■ **Directions**:
Transcribe the listing exactly, leaving out every picture.

::::

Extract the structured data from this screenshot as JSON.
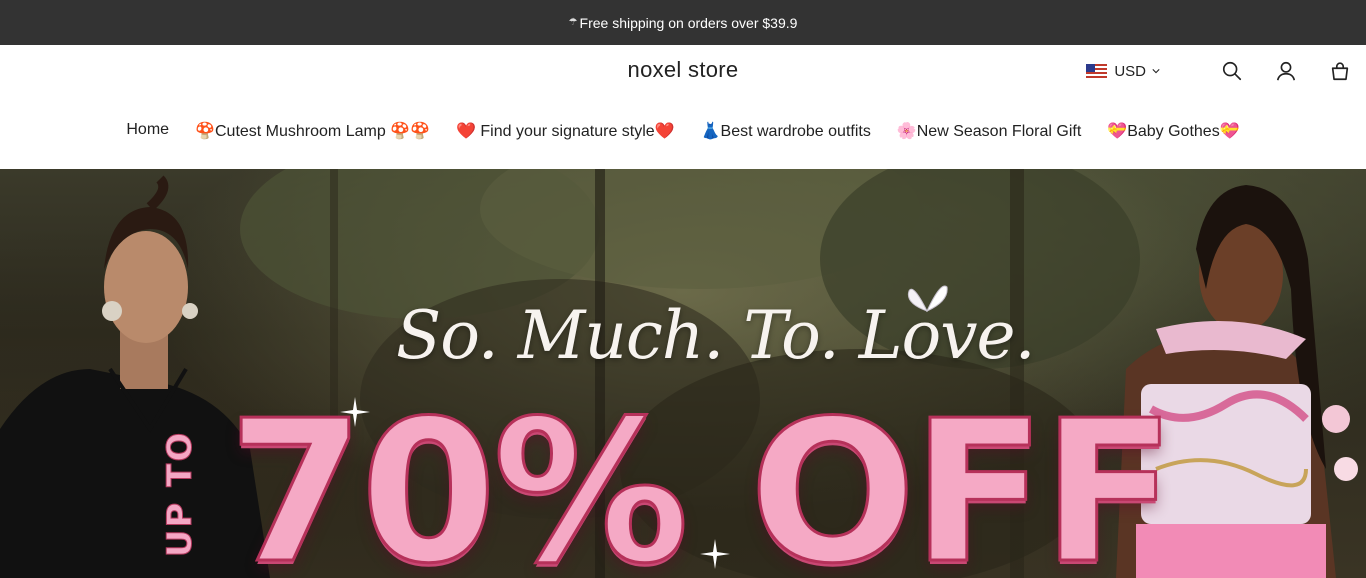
{
  "announcement": {
    "icon": "umbrella-icon",
    "text": "Free shipping on orders over $39.9"
  },
  "header": {
    "logo": "noxel store",
    "currency": {
      "flag": "us-flag-icon",
      "label": "USD"
    },
    "icons": [
      "search-icon",
      "account-icon",
      "cart-icon"
    ]
  },
  "nav": {
    "items": [
      {
        "label": "Home"
      },
      {
        "label": "🍄Cutest Mushroom Lamp 🍄🍄"
      },
      {
        "label": "❤️ Find your signature style❤️"
      },
      {
        "label": "👗Best wardrobe outfits"
      },
      {
        "label": "🌸New Season Floral Gift"
      },
      {
        "label": "💝Baby Gothes💝"
      }
    ]
  },
  "hero": {
    "tagline": "So. Much. To. Love.",
    "prefix": "UP TO",
    "offer": "70% OFF",
    "colors": {
      "pink": "#f5a9c5",
      "outline": "#b6315a",
      "dark_bg": "#2c2a1e"
    }
  }
}
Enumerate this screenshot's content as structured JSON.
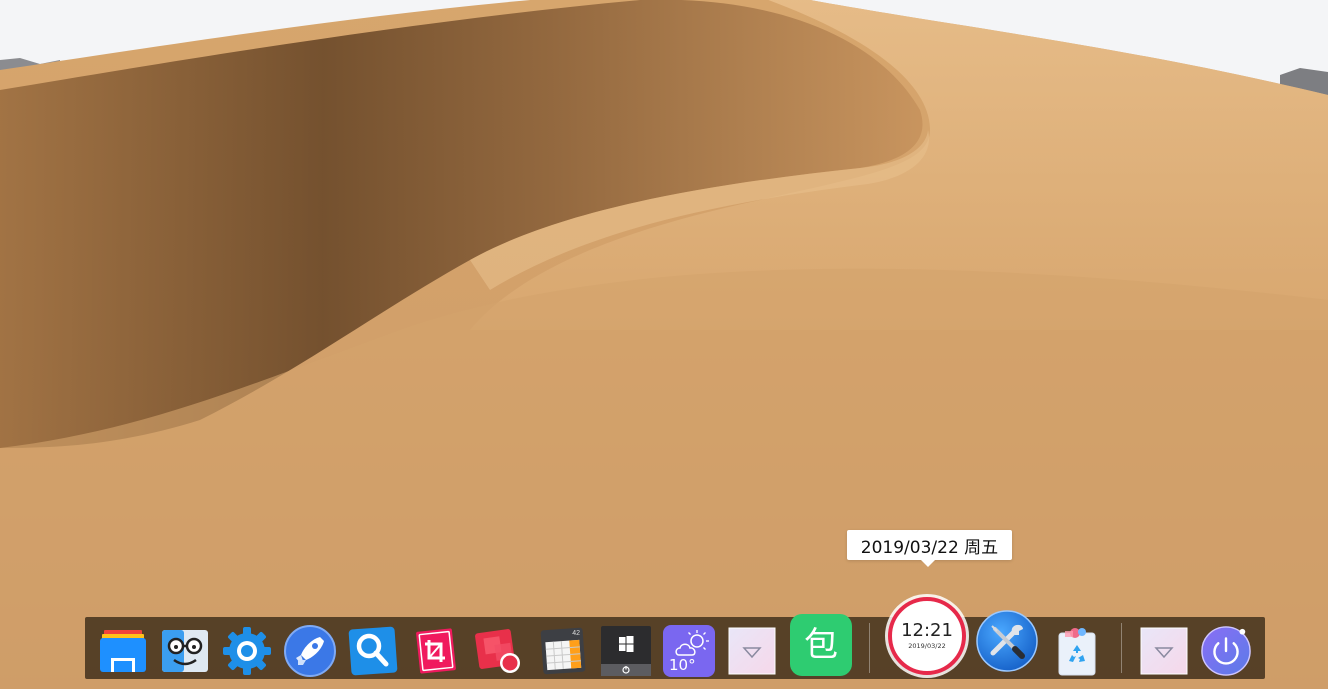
{
  "tooltip": {
    "text": "2019/03/22 周五"
  },
  "dock": {
    "items": [
      {
        "name": "file-explorer",
        "icon": "folder-icon"
      },
      {
        "name": "finder",
        "icon": "finder-face-icon"
      },
      {
        "name": "settings",
        "icon": "gear-icon"
      },
      {
        "name": "launchpad",
        "icon": "rocket-icon"
      },
      {
        "name": "search",
        "icon": "magnifier-icon"
      },
      {
        "name": "crop-tool",
        "icon": "crop-icon"
      },
      {
        "name": "screen-recorder",
        "icon": "record-icon"
      },
      {
        "name": "calculator",
        "icon": "calculator-icon",
        "display": "42"
      },
      {
        "name": "start-menu",
        "icon": "windows-logo-icon"
      },
      {
        "name": "weather",
        "icon": "cloud-sun-icon",
        "temperature": "10°"
      },
      {
        "name": "folder-stack",
        "icon": "dropdown-arrow-icon"
      },
      {
        "name": "bao-app",
        "icon": "bao-icon",
        "label": "包"
      },
      {
        "name": "clock",
        "icon": "clock-icon",
        "time": "12:21",
        "date": "2019/03/22"
      },
      {
        "name": "tools",
        "icon": "wrench-screwdriver-icon"
      },
      {
        "name": "recycle-bin",
        "icon": "recycle-icon"
      },
      {
        "name": "folder-stack-2",
        "icon": "dropdown-arrow-icon"
      },
      {
        "name": "power",
        "icon": "power-icon"
      }
    ]
  },
  "colors": {
    "dock_bg": "#3c2c18",
    "clock_ring": "#e6294a",
    "bao_green": "#2ecc71",
    "weather_purple": "#7a67f0",
    "settings_blue": "#1e8fe8"
  }
}
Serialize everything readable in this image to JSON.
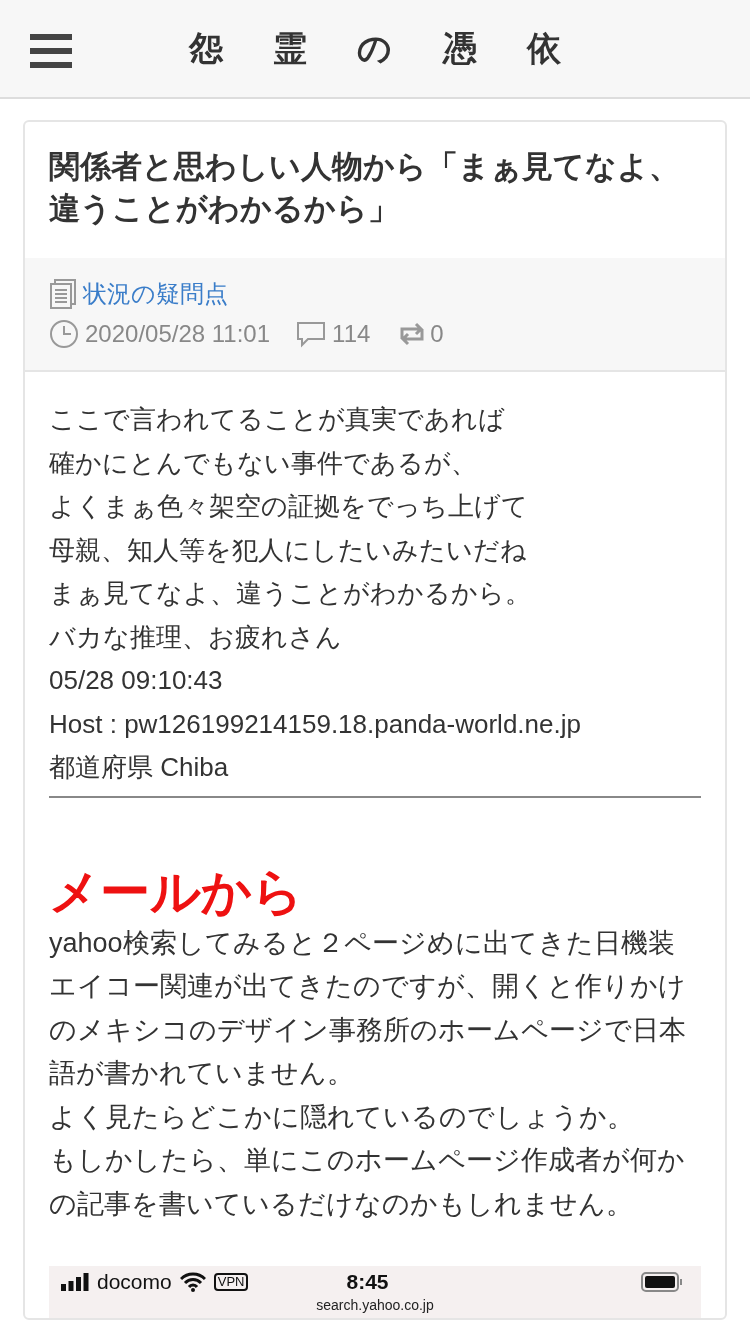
{
  "header": {
    "title": "怨 霊 の 憑 依"
  },
  "article": {
    "title": "関係者と思わしい人物から「まぁ見てなよ、違うことがわかるから」",
    "category": "状況の疑問点",
    "date": "2020/05/28 11:01",
    "comments": "114",
    "reposts": "0",
    "quote_lines": [
      "ここで言われてることが真実であれば",
      "確かにとんでもない事件であるが、",
      "よくまぁ色々架空の証拠をでっち上げて",
      "母親、知人等を犯人にしたいみたいだね",
      "まぁ見てなよ、違うことがわかるから。",
      "バカな推理、お疲れさん",
      "05/28 09:10:43",
      "Host : pw126199214159.18.panda-world.ne.jp",
      "都道府県 Chiba"
    ],
    "heading": "メールから",
    "paragraphs": [
      "yahoo検索してみると２ページめに出てきた日機装エイコー関連が出てきたのですが、開くと作りかけのメキシコのデザイン事務所のホームページで日本語が書かれていません。",
      "よく見たらどこかに隠れているのでしょうか。",
      "もしかしたら、単にこのホームページ作成者が何かの記事を書いているだけなのかもしれません。"
    ],
    "screenshot": {
      "carrier": "docomo",
      "vpn": "VPN",
      "time": "8:45",
      "url": "search.yahoo.co.jp"
    }
  }
}
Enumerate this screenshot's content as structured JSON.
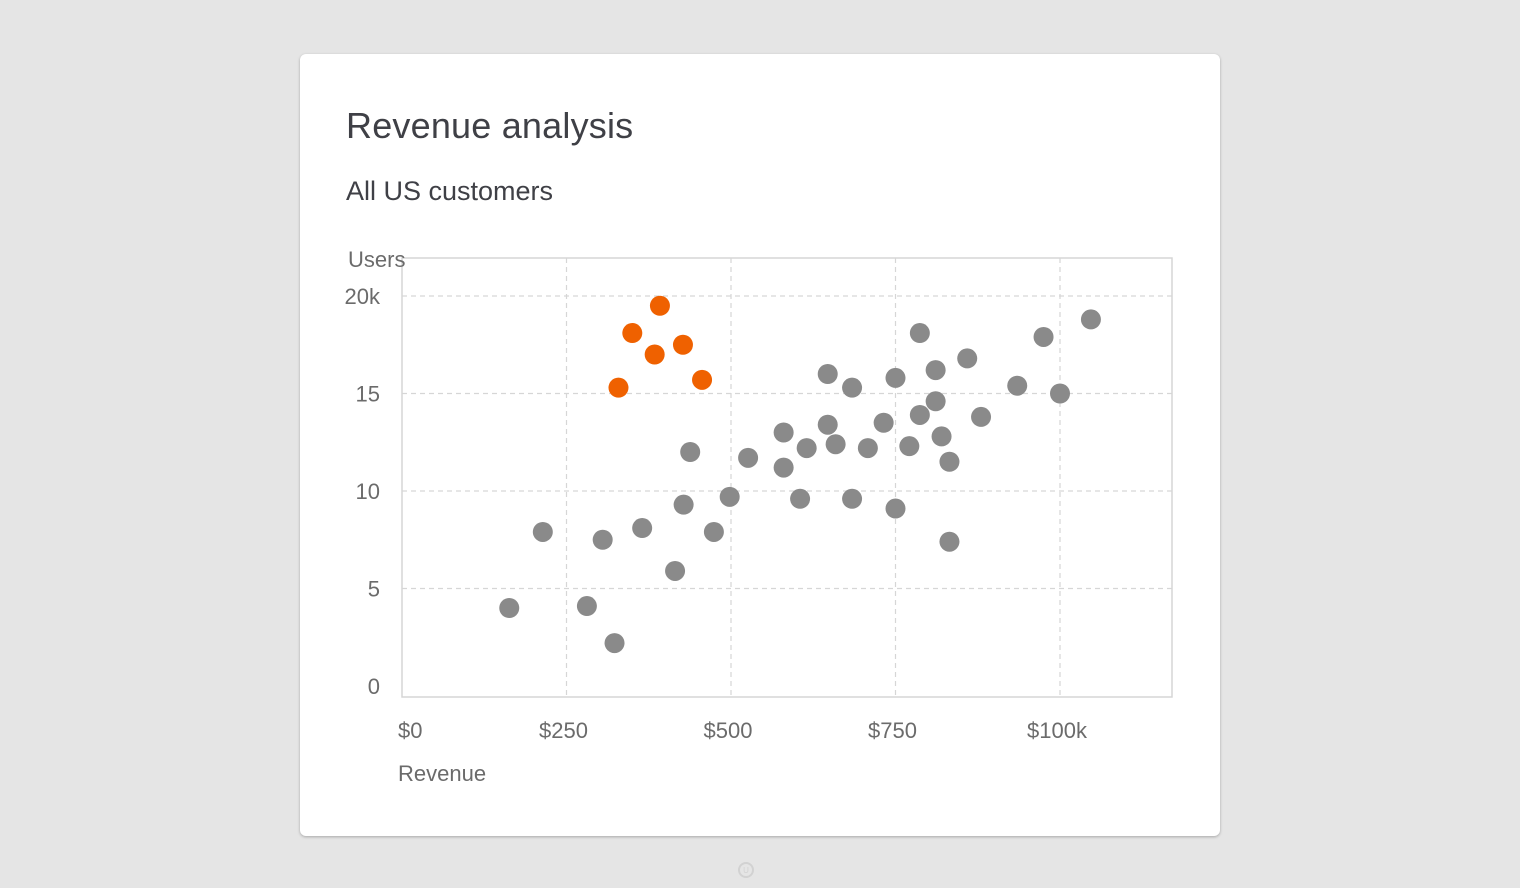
{
  "card": {
    "title": "Revenue analysis",
    "subtitle": "All US customers"
  },
  "colors": {
    "background": "#e5e5e5",
    "card": "#ffffff",
    "highlight": "#ef6100",
    "normal": "#8a8a8a",
    "grid": "#d6d6d6",
    "text": "#3f4046",
    "axis_text": "#6b6b6b"
  },
  "watermark": {
    "icon": "ui-logo-icon"
  },
  "chart_data": {
    "type": "scatter",
    "xlabel": "Revenue",
    "ylabel": "Users",
    "x_ticks": [
      {
        "value": 0,
        "label": "$0"
      },
      {
        "value": 250,
        "label": "$250"
      },
      {
        "value": 500,
        "label": "$500"
      },
      {
        "value": 750,
        "label": "$750"
      },
      {
        "value": 1000,
        "label": "$100k"
      }
    ],
    "y_ticks": [
      {
        "value": 0,
        "label": "0"
      },
      {
        "value": 5,
        "label": "5"
      },
      {
        "value": 10,
        "label": "10"
      },
      {
        "value": 15,
        "label": "15"
      },
      {
        "value": 20,
        "label": "20k"
      }
    ],
    "xlim": [
      0,
      1175
    ],
    "ylim": [
      -0.5,
      22
    ],
    "grid": true,
    "series": [
      {
        "highlight": true,
        "color": "#ef6100",
        "points": [
          [
            392,
            19.5
          ],
          [
            350,
            18.1
          ],
          [
            384,
            17.0
          ],
          [
            427,
            17.5
          ],
          [
            456,
            15.7
          ],
          [
            329,
            15.3
          ]
        ]
      },
      {
        "highlight": false,
        "color": "#8a8a8a",
        "points": [
          [
            163,
            4.0
          ],
          [
            214,
            7.9
          ],
          [
            281,
            4.1
          ],
          [
            305,
            7.5
          ],
          [
            323,
            2.2
          ],
          [
            365,
            8.1
          ],
          [
            415,
            5.9
          ],
          [
            428,
            9.3
          ],
          [
            438,
            12.0
          ],
          [
            474,
            7.9
          ],
          [
            498,
            9.7
          ],
          [
            526,
            11.7
          ],
          [
            580,
            13.0
          ],
          [
            580,
            11.2
          ],
          [
            605,
            9.6
          ],
          [
            615,
            12.2
          ],
          [
            647,
            13.4
          ],
          [
            647,
            16.0
          ],
          [
            659,
            12.4
          ],
          [
            684,
            15.3
          ],
          [
            684,
            9.6
          ],
          [
            708,
            12.2
          ],
          [
            732,
            13.5
          ],
          [
            750,
            15.8
          ],
          [
            750,
            9.1
          ],
          [
            771,
            12.3
          ],
          [
            787,
            18.1
          ],
          [
            787,
            13.9
          ],
          [
            811,
            16.2
          ],
          [
            811,
            14.6
          ],
          [
            820,
            12.8
          ],
          [
            832,
            11.5
          ],
          [
            832,
            7.4
          ],
          [
            859,
            16.8
          ],
          [
            880,
            13.8
          ],
          [
            935,
            15.4
          ],
          [
            975,
            17.9
          ],
          [
            1000,
            15.0
          ],
          [
            1047,
            18.8
          ]
        ]
      }
    ]
  }
}
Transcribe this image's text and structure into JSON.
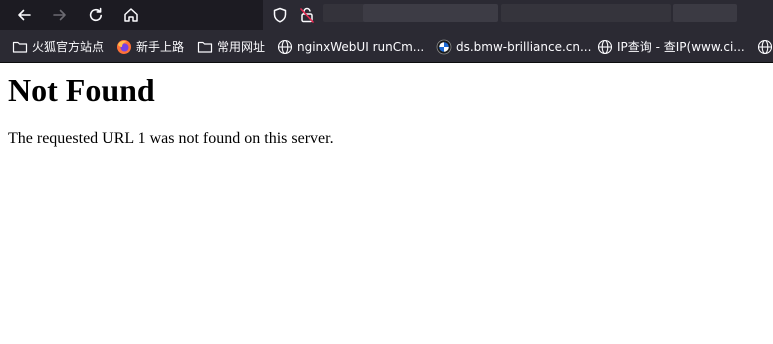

::::

■ **Answer to this task**:
Extract the structured data from this screenshot as JSON.
{
  "announcement": {
    "icon": "umbrella-icon",
    "text": "Free shipping on orders over $39.9"
  },
  "header": {
    "logo": "noxel store",
    "currency": {
      "flag": "us-flag-icon",
      "label": "USD"
    },
    "icons": [
      "search-icon",
      "account-icon",
      "cart-icon"
    ]
  },
  "nav": {
    "items": [
      {
        "label": "Home"
      },
      {
        "label": "🍄Cutest Mushroom Lamp 🍄🍄"
      },
      {
        "label": "❤️ Find your signature style❤️"
      },
      {
        "label": "👗Best wardrobe outfits"
      },
      {
        "label": "🌸New Season Floral Gift"
      },
      {
        "label": "💝Baby Gothes💝"
      }
    ]
  },
  "hero": {
    "tagline": "So. Much. To. Love.",
    "prefix": "UP TO",
    "offer": "70% OFF",
    "colors": {
      "pink": "#f5a9c5",
      "outline": "#b6315a",
      "dark_bg": "#2c2a1e"
    }
  }
}
Enumerate this screenshot's content as structured JSON.
{
  "tooltip": {
    "text": "2019/03/22 周五"
  },
  "dock": {
    "items": [
      {
        "name": "file-explorer",
        "icon": "folder-icon"
      },
      {
        "name": "finder",
        "icon": "finder-face-icon"
      },
      {
        "name": "settings",
        "icon": "gear-icon"
      },
      {
        "name": "launchpad",
        "icon": "rocket-icon"
      },
      {
        "name": "search",
        "icon": "magnifier-icon"
      },
      {
        "name": "crop-tool",
        "icon": "crop-icon"
      },
      {
        "name": "screen-recorder",
        "icon": "record-icon"
      },
      {
        "name": "calculator",
        "icon": "calculator-icon",
        "display": "42"
      },
      {
        "name": "start-menu",
        "icon": "windows-logo-icon"
      },
      {
        "name": "weather",
        "icon": "cloud-sun-icon",
        "temperature": "10°"
      },
      {
        "name": "folder-stack",
        "icon": "dropdown-arrow-icon"
      },
      {
        "name": "bao-app",
        "icon": "bao-icon",
        "label": "包"
      },
      {
        "name": "clock",
        "icon": "clock-icon",
        "time": "12:21",
        "date": "2019/03/22"
      },
      {
        "name": "tools",
        "icon": "wrench-screwdriver-icon"
      },
      {
        "name": "recycle-bin",
        "icon": "recycle-icon"
      },
      {
        "name": "folder-stack-2",
        "icon": "dropdown-arrow-icon"
      },
      {
        "name": "power",
        "icon": "power-icon"
      }
    ]
  },
  "colors": {
    "dock_bg": "#3c2c18",
    "clock_ring": "#e6294a",
    "bao_green": "#2ecc71",
    "weather_purple": "#7a67f0",
    "settings_blue": "#1e8fe8"
  }
}
Serialize everything readable in this image to JSON.
{
  "header": {
    "title": "怨 霊 の 憑 依"
  },
  "article": {
    "title": "関係者と思わしい人物から「まぁ見てなよ、違うことがわかるから」",
    "category": "状況の疑問点",
    "date": "2020/05/28 11:01",
    "comments": "114",
    "reposts": "0",
    "quote_lines": [
      "ここで言われてることが真実であれば",
      "確かにとんでもない事件であるが、",
      "よくまぁ色々架空の証拠をでっち上げて",
      "母親、知人等を犯人にしたいみたいだね",
      "まぁ見てなよ、違うことがわかるから。",
      "バカな推理、お疲れさん",
      "05/28 09:10:43",
      "Host : pw126199214159.18.panda-world.ne.jp",
      "都道府県 Chiba"
    ],
    "heading": "メールから",
    "paragraphs": [
      "yahoo検索してみると２ページめに出てきた日機装エイコー関連が出てきたのですが、開くと作りかけのメキシコのデザイン事務所のホームページで日本語が書かれていません。",
      "よく見たらどこかに隠れているのでしょうか。",
      "もしかしたら、単にこのホームページ作成者が何かの記事を書いているだけなのかもしれません。"
    ],
    "screenshot": {
      "carrier": "docomo",
      "vpn": "VPN",
      "time": "8:45",
      "url": "search.yahoo.co.jp"
    }
  }
}
Enumerate this screenshot's content as structured JSON.
{
  "card": {
    "title": "Revenue analysis",
    "subtitle": "All US customers"
  },
  "colors": {
    "background": "#e5e5e5",
    "card": "#ffffff",
    "highlight": "#ef6100",
    "normal": "#8a8a8a",
    "grid": "#d6d6d6",
    "text": "#3f4046",
    "axis_text": "#6b6b6b"
  },
  "watermark": {
    "icon": "ui-logo-icon"
  },
  "chart_data": {
    "type": "scatter",
    "xlabel": "Revenue",
    "ylabel": "Users",
    "x_ticks": [
      {
        "value": 0,
        "label": "$0"
      },
      {
        "value": 250,
        "label": "$250"
      },
      {
        "value": 500,
        "label": "$500"
      },
      {
        "value": 750,
        "label": "$750"
      },
      {
        "value": 1000,
        "label": "$100k"
      }
    ],
    "y_ticks": [
      {
        "value": 0,
        "label": "0"
      },
      {
        "value": 5,
        "label": "5"
      },
      {
        "value": 10,
        "label": "10"
      },
      {
        "value": 15,
        "label": "15"
      },
      {
        "value": 20,
        "label": "20k"
      }
    ],
    "xlim": [
      0,
      1175
    ],
    "ylim": [
      -0.5,
      22
    ],
    "grid": true,
    "series": [
      {
        "highlight": true,
        "color": "#ef6100",
        "points": [
          [
            392,
            19.5
          ],
          [
            350,
            18.1
          ],
          [
            384,
            17.0
          ],
          [
            427,
            17.5
          ],
          [
            456,
            15.7
          ],
          [
            329,
            15.3
          ]
        ]
      },
      {
        "highlight": false,
        "color": "#8a8a8a",
        "points": [
          [
            163,
            4.0
          ],
          [
            214,
            7.9
          ],
          [
            281,
            4.1
          ],
          [
            305,
            7.5
          ],
          [
            323,
            2.2
          ],
          [
            365,
            8.1
          ],
          [
            415,
            5.9
          ],
          [
            428,
            9.3
          ],
          [
            438,
            12.0
          ],
          [
            474,
            7.9
          ],
          [
            498,
            9.7
          ],
          [
            526,
            11.7
          ],
          [
            580,
            13.0
          ],
          [
            580,
            11.2
          ],
          [
            605,
            9.6
          ],
          [
            615,
            12.2
          ],
          [
            647,
            13.4
          ],
          [
            647,
            16.0
          ],
          [
            659,
            12.4
          ],
          [
            684,
            15.3
          ],
          [
            684,
            9.6
          ],
          [
            708,
            12.2
          ],
          [
            732,
            13.5
          ],
          [
            750,
            15.8
          ],
          [
            750,
            9.1
          ],
          [
            771,
            12.3
          ],
          [
            787,
            18.1
          ],
          [
            787,
            13.9
          ],
          [
            811,
            16.2
          ],
          [
            811,
            14.6
          ],
          [
            820,
            12.8
          ],
          [
            832,
            11.5
          ],
          [
            832,
            7.4
          ],
          [
            859,
            16.8
          ],
          [
            880,
            13.8
          ],
          [
            935,
            15.4
          ],
          [
            975,
            17.9
          ],
          [
            1000,
            15.0
          ],
          [
            1047,
            18.8
          ]
        ]
      }
    ]
  }
}
Transcribe this image's text and structure into JSON.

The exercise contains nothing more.